§ REQUIREMENTS: The records below must be retyped exactly.

(Rows from a dataset)
=-=-=-=-=

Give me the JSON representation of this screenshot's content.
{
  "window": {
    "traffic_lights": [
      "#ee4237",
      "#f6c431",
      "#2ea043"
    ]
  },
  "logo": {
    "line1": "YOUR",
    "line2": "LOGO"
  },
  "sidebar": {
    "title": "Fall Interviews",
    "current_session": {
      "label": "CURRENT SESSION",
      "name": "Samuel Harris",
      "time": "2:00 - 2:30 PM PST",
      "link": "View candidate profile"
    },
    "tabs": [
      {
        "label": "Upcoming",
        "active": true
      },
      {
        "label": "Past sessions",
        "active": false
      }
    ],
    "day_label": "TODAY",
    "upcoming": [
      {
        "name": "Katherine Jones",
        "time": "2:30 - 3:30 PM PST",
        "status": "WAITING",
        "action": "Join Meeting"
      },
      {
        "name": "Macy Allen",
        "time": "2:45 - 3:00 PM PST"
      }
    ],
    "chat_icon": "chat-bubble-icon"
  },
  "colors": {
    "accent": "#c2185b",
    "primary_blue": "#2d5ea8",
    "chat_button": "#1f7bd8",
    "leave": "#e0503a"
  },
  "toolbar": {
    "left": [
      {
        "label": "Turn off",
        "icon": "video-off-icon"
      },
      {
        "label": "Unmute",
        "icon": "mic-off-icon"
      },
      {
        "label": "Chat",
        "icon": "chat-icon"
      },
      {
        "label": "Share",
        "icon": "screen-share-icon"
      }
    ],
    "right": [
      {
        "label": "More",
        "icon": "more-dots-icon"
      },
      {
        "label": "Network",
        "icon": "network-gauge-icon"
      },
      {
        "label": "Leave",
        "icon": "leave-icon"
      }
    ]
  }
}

=-=-=-=-=

§ ANSWER TO THIS PROBLEM:
Give me the JSON representation of this screenshot's content.
{
  "window": {
    "traffic_lights": [
      "#ee4237",
      "#f6c431",
      "#2ea043"
    ]
  },
  "logo": {
    "line1": "YOUR",
    "line2": "LOGO"
  },
  "sidebar": {
    "title": "Fall Interviews",
    "current_session": {
      "label": "CURRENT SESSION",
      "name": "Samuel Harris",
      "time": "2:00 - 2:30 PM PST",
      "link": "View candidate profile"
    },
    "tabs": [
      {
        "label": "Upcoming",
        "active": true
      },
      {
        "label": "Past sessions",
        "active": false
      }
    ],
    "day_label": "TODAY",
    "upcoming": [
      {
        "name": "Katherine Jones",
        "time": "2:30 - 3:30 PM PST",
        "status": "WAITING",
        "action": "Join Meeting"
      },
      {
        "name": "Macy Allen",
        "time": "2:45 - 3:00 PM PST"
      }
    ],
    "chat_icon": "chat-bubble-icon"
  },
  "colors": {
    "accent": "#c2185b",
    "primary_blue": "#2d5ea8",
    "chat_button": "#1f7bd8",
    "leave": "#e0503a"
  },
  "toolbar": {
    "left": [
      {
        "label": "Turn off",
        "icon": "video-off-icon"
      },
      {
        "label": "Unmute",
        "icon": "mic-off-icon"
      },
      {
        "label": "Chat",
        "icon": "chat-icon"
      },
      {
        "label": "Share",
        "icon": "screen-share-icon"
      }
    ],
    "right": [
      {
        "label": "More",
        "icon": "more-dots-icon"
      },
      {
        "label": "Network",
        "icon": "network-gauge-icon"
      },
      {
        "label": "Leave",
        "icon": "leave-icon"
      }
    ]
  }
}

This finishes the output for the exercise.